Goal of the exercise
Write out the material exactly, without any of its pictures.

-- Start --

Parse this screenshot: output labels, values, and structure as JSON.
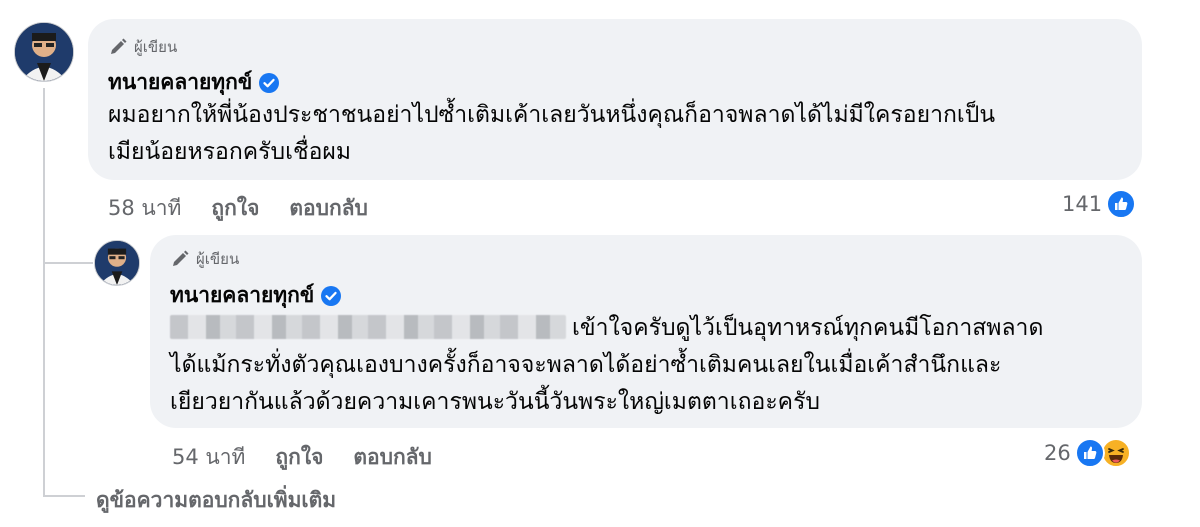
{
  "comment": {
    "author_badge": "ผู้เขียน",
    "author_name": "ทนายคลายทุกข์",
    "text_line1": "ผมอยากให้พี่น้องประชาชนอย่าไปซ้ำเติมเค้าเลยวันหนึ่งคุณก็อาจพลาดได้ไม่มีใครอยากเป็น",
    "text_line2": "เมียน้อยหรอกครับเชื่อผม",
    "time": "58 นาที",
    "like_label": "ถูกใจ",
    "reply_label": "ตอบกลับ",
    "reaction_count": "141",
    "reactions": [
      "like-icon"
    ]
  },
  "reply": {
    "author_badge": "ผู้เขียน",
    "author_name": "ทนายคลายทุกข์",
    "text_line1": "เข้าใจครับดูไว้เป็นอุทาหรณ์ทุกคนมีโอกาสพลาด",
    "text_line2": "ได้แม้กระทั่งตัวคุณเองบางครั้งก็อาจจะพลาดได้อย่าซ้ำเติมคนเลยในเมื่อเค้าสำนึกและ",
    "text_line3": "เยียวยากันแล้วด้วยความเคารพนะวันนี้วันพระใหญ่เมตตาเถอะครับ",
    "time": "54 นาที",
    "like_label": "ถูกใจ",
    "reply_label": "ตอบกลับ",
    "reaction_count": "26",
    "reactions": [
      "like-icon",
      "haha-icon"
    ]
  },
  "more_replies_label": "ดูข้อความตอบกลับเพิ่มเติม",
  "colors": {
    "bubble": "#f0f2f5",
    "like_blue": "#1877f2",
    "muted_text": "#65676b",
    "haha_yellow": "#f7b125"
  }
}
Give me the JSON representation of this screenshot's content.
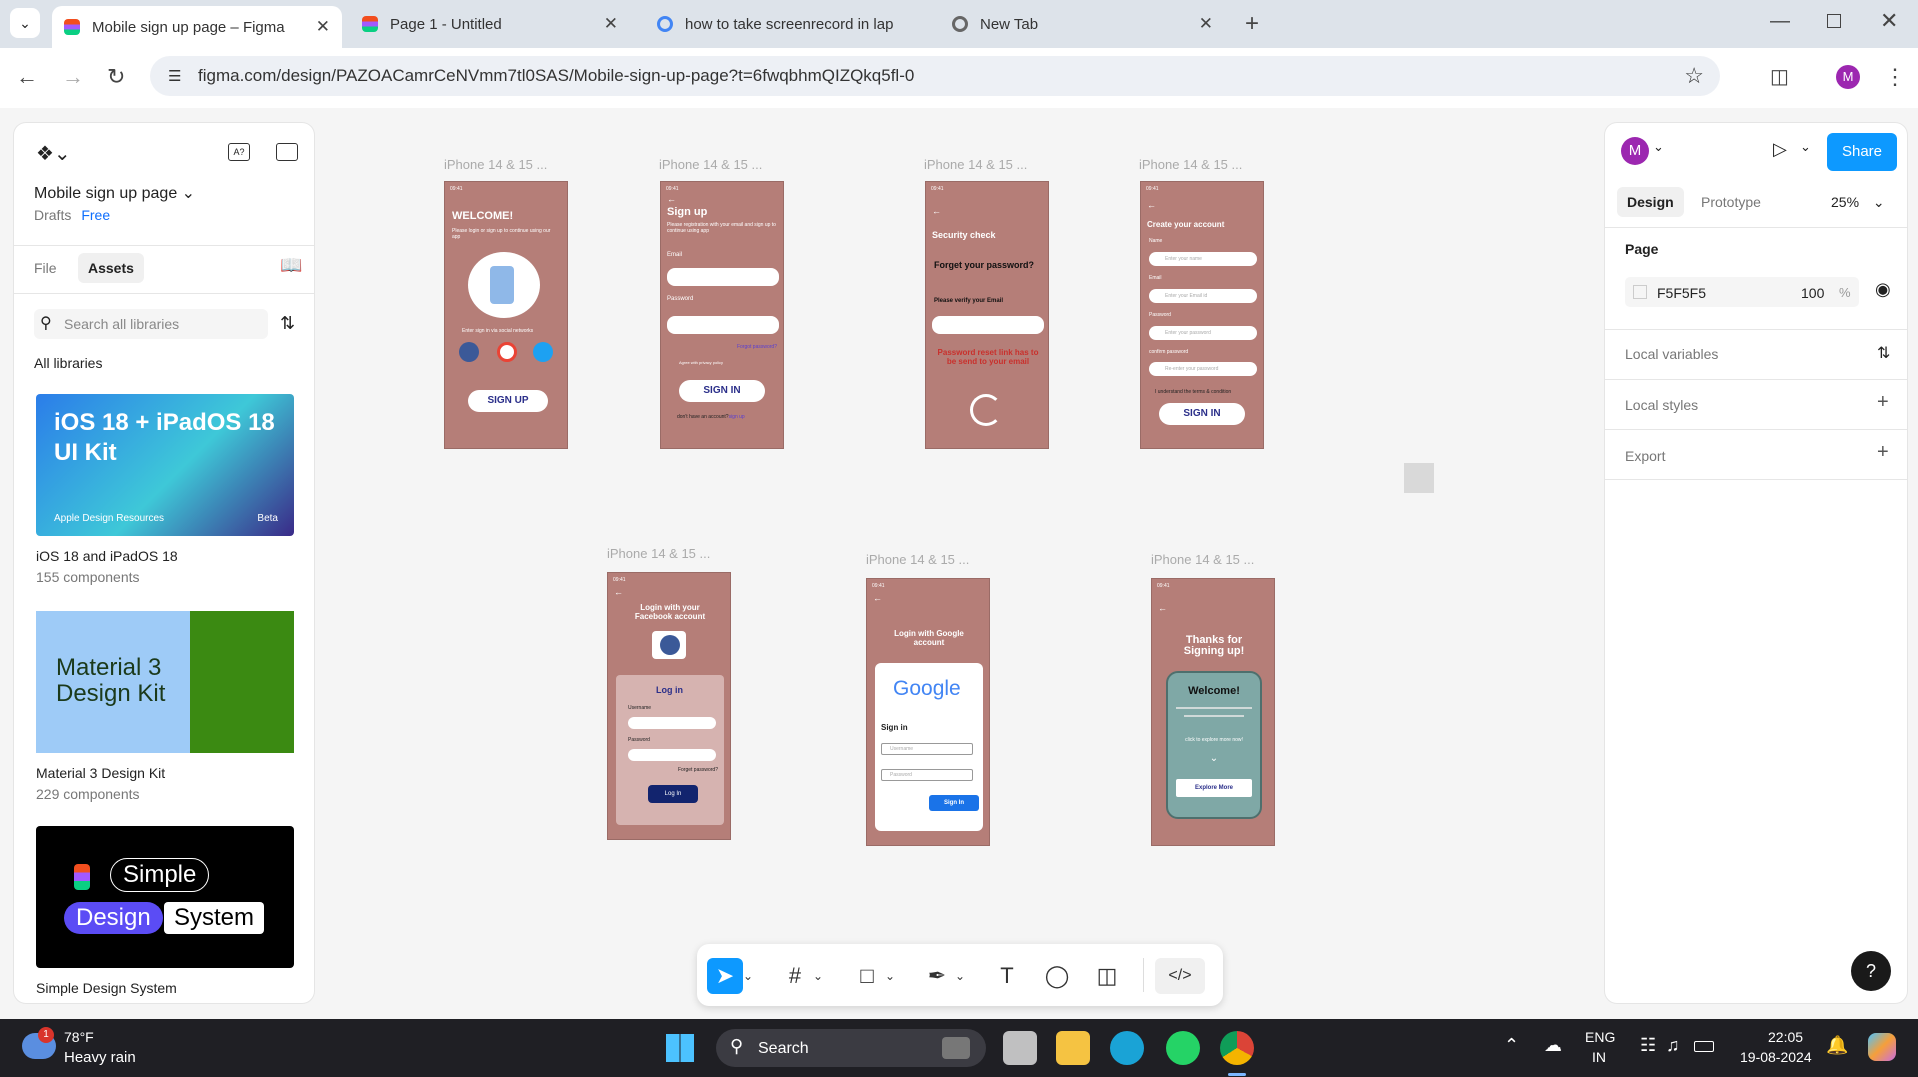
{
  "tabs": [
    {
      "title": "Mobile sign up page – Figma",
      "active": true,
      "color": "#a259ff"
    },
    {
      "title": "Page 1 - Untitled",
      "active": false,
      "color": "#f24e1e"
    },
    {
      "title": "how to take screenrecord in lap",
      "active": false,
      "color": "#4285f4"
    },
    {
      "title": "New Tab",
      "active": false,
      "color": "#777777"
    }
  ],
  "address": {
    "url": "figma.com/design/PAZOACamrCeNVmm7tl0SAS/Mobile-sign-up-page?t=6fwqbhmQIZQkq5fl-0",
    "profile": "M"
  },
  "left": {
    "file_name": "Mobile sign up page",
    "drafts": "Drafts",
    "plan": "Free",
    "tab_file": "File",
    "tab_assets": "Assets",
    "search_placeholder": "Search all libraries",
    "all_libraries": "All libraries",
    "libs": [
      {
        "thumb": "iOS 18 + iPadOS 18 UI Kit",
        "thumb_sub": "Apple Design Resources",
        "thumb_tag": "Beta",
        "name": "iOS 18 and iPadOS 18",
        "count": "155 components"
      },
      {
        "thumb": "Material 3 Design Kit",
        "name": "Material 3 Design Kit",
        "count": "229 components"
      },
      {
        "thumb_a": "Simple",
        "thumb_b": "Design",
        "thumb_c": "System",
        "name": "Simple Design System"
      }
    ]
  },
  "right": {
    "avatar": "M",
    "share": "Share",
    "tab_design": "Design",
    "tab_prototype": "Prototype",
    "zoom": "25%",
    "page": "Page",
    "page_color": "F5F5F5",
    "opacity": "100",
    "pct": "%",
    "local_variables": "Local variables",
    "local_styles": "Local styles",
    "export": "Export",
    "help": "?"
  },
  "frames": {
    "title": "iPhone 14 & 15 ...",
    "time": "09:41",
    "f1": {
      "welcome": "WELCOME!",
      "sub": "Please login or sign up to continue using our app",
      "social": "Enter sign in via social networks",
      "btn": "SIGN UP"
    },
    "f2": {
      "title": "Sign up",
      "sub": "Please registration with your email and sign up to continue using app",
      "email": "Email",
      "password": "Password",
      "forgot": "Forgot password?",
      "agree": "Agree with privacy policy",
      "btn": "SIGN IN",
      "dont": "don't have an account?",
      "signup": "sign up"
    },
    "f3": {
      "title": "Security check",
      "forget": "Forget your password?",
      "verify": "Please verify your Email",
      "reset": "Password reset link has to be send to your email"
    },
    "f4": {
      "title": "Create your account",
      "name": "Name",
      "name_ph": "Enter your name",
      "email": "Email",
      "email_ph": "Enter your Email id",
      "password": "Password",
      "password_ph": "Enter your password",
      "confirm": "confirm password",
      "confirm_ph": "Re-enter your password",
      "terms": "I understand the terms & condition",
      "btn": "SIGN IN"
    },
    "f5": {
      "title": "Login with your Facebook account",
      "login": "Log in",
      "username": "Username",
      "password": "Password",
      "forgot": "Forget password?",
      "btn": "Log In"
    },
    "f6": {
      "title": "Login with Google account",
      "google": "Google",
      "signin": "Sign in",
      "username": "Username",
      "password": "Password",
      "btn": "Sign In"
    },
    "f7": {
      "title": "Thanks for Signing up!",
      "welcome": "Welcome!",
      "click": "click to explore more now!",
      "btn": "Explore More"
    }
  },
  "taskbar": {
    "temp": "78°F",
    "weather": "Heavy rain",
    "badge": "1",
    "search": "Search",
    "lang1": "ENG",
    "lang2": "IN",
    "time": "22:05",
    "date": "19-08-2024"
  }
}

-- End --

Worked answer
Parse this screenshot: output labels, values, and structure as JSON.
{
  "comment": {
    "author_badge": "ผู้เขียน",
    "author_name": "ทนายคลายทุกข์",
    "text_line1": "ผมอยากให้พี่น้องประชาชนอย่าไปซ้ำเติมเค้าเลยวันหนึ่งคุณก็อาจพลาดได้ไม่มีใครอยากเป็น",
    "text_line2": "เมียน้อยหรอกครับเชื่อผม",
    "time": "58 นาที",
    "like_label": "ถูกใจ",
    "reply_label": "ตอบกลับ",
    "reaction_count": "141",
    "reactions": [
      "like-icon"
    ]
  },
  "reply": {
    "author_badge": "ผู้เขียน",
    "author_name": "ทนายคลายทุกข์",
    "text_line1": "เข้าใจครับดูไว้เป็นอุทาหรณ์ทุกคนมีโอกาสพลาด",
    "text_line2": "ได้แม้กระทั่งตัวคุณเองบางครั้งก็อาจจะพลาดได้อย่าซ้ำเติมคนเลยในเมื่อเค้าสำนึกและ",
    "text_line3": "เยียวยากันแล้วด้วยความเคารพนะวันนี้วันพระใหญ่เมตตาเถอะครับ",
    "time": "54 นาที",
    "like_label": "ถูกใจ",
    "reply_label": "ตอบกลับ",
    "reaction_count": "26",
    "reactions": [
      "like-icon",
      "haha-icon"
    ]
  },
  "more_replies_label": "ดูข้อความตอบกลับเพิ่มเติม",
  "colors": {
    "bubble": "#f0f2f5",
    "like_blue": "#1877f2",
    "muted_text": "#65676b",
    "haha_yellow": "#f7b125"
  }
}
Give me the JSON representation of this screenshot's content.
{
  "tabs": [
    {
      "title": "Mobile sign up page – Figma",
      "active": true,
      "color": "#a259ff"
    },
    {
      "title": "Page 1 - Untitled",
      "active": false,
      "color": "#f24e1e"
    },
    {
      "title": "how to take screenrecord in lap",
      "active": false,
      "color": "#4285f4"
    },
    {
      "title": "New Tab",
      "active": false,
      "color": "#777777"
    }
  ],
  "address": {
    "url": "figma.com/design/PAZOACamrCeNVmm7tl0SAS/Mobile-sign-up-page?t=6fwqbhmQIZQkq5fl-0",
    "profile": "M"
  },
  "left": {
    "file_name": "Mobile sign up page",
    "drafts": "Drafts",
    "plan": "Free",
    "tab_file": "File",
    "tab_assets": "Assets",
    "search_placeholder": "Search all libraries",
    "all_libraries": "All libraries",
    "libs": [
      {
        "thumb": "iOS 18 + iPadOS 18 UI Kit",
        "thumb_sub": "Apple Design Resources",
        "thumb_tag": "Beta",
        "name": "iOS 18 and iPadOS 18",
        "count": "155 components"
      },
      {
        "thumb": "Material 3 Design Kit",
        "name": "Material 3 Design Kit",
        "count": "229 components"
      },
      {
        "thumb_a": "Simple",
        "thumb_b": "Design",
        "thumb_c": "System",
        "name": "Simple Design System"
      }
    ]
  },
  "right": {
    "avatar": "M",
    "share": "Share",
    "tab_design": "Design",
    "tab_prototype": "Prototype",
    "zoom": "25%",
    "page": "Page",
    "page_color": "F5F5F5",
    "opacity": "100",
    "pct": "%",
    "local_variables": "Local variables",
    "local_styles": "Local styles",
    "export": "Export",
    "help": "?"
  },
  "frames": {
    "title": "iPhone 14 & 15 ...",
    "time": "09:41",
    "f1": {
      "welcome": "WELCOME!",
      "sub": "Please login or sign up to continue using our app",
      "social": "Enter sign in via social networks",
      "btn": "SIGN UP"
    },
    "f2": {
      "title": "Sign up",
      "sub": "Please registration with your email and sign up to continue using app",
      "email": "Email",
      "password": "Password",
      "forgot": "Forgot password?",
      "agree": "Agree with privacy policy",
      "btn": "SIGN IN",
      "dont": "don't have an account?",
      "signup": "sign up"
    },
    "f3": {
      "title": "Security check",
      "forget": "Forget your password?",
      "verify": "Please verify your Email",
      "reset": "Password reset link has to be send to your email"
    },
    "f4": {
      "title": "Create your account",
      "name": "Name",
      "name_ph": "Enter your name",
      "email": "Email",
      "email_ph": "Enter your Email id",
      "password": "Password",
      "password_ph": "Enter your password",
      "confirm": "confirm password",
      "confirm_ph": "Re-enter your password",
      "terms": "I understand the terms & condition",
      "btn": "SIGN IN"
    },
    "f5": {
      "title": "Login with your Facebook account",
      "login": "Log in",
      "username": "Username",
      "password": "Password",
      "forgot": "Forget password?",
      "btn": "Log In"
    },
    "f6": {
      "title": "Login with Google account",
      "google": "Google",
      "signin": "Sign in",
      "username": "Username",
      "password": "Password",
      "btn": "Sign In"
    },
    "f7": {
      "title": "Thanks for Signing up!",
      "welcome": "Welcome!",
      "click": "click to explore more now!",
      "btn": "Explore More"
    }
  },
  "taskbar": {
    "temp": "78°F",
    "weather": "Heavy rain",
    "badge": "1",
    "search": "Search",
    "lang1": "ENG",
    "lang2": "IN",
    "time": "22:05",
    "date": "19-08-2024"
  }
}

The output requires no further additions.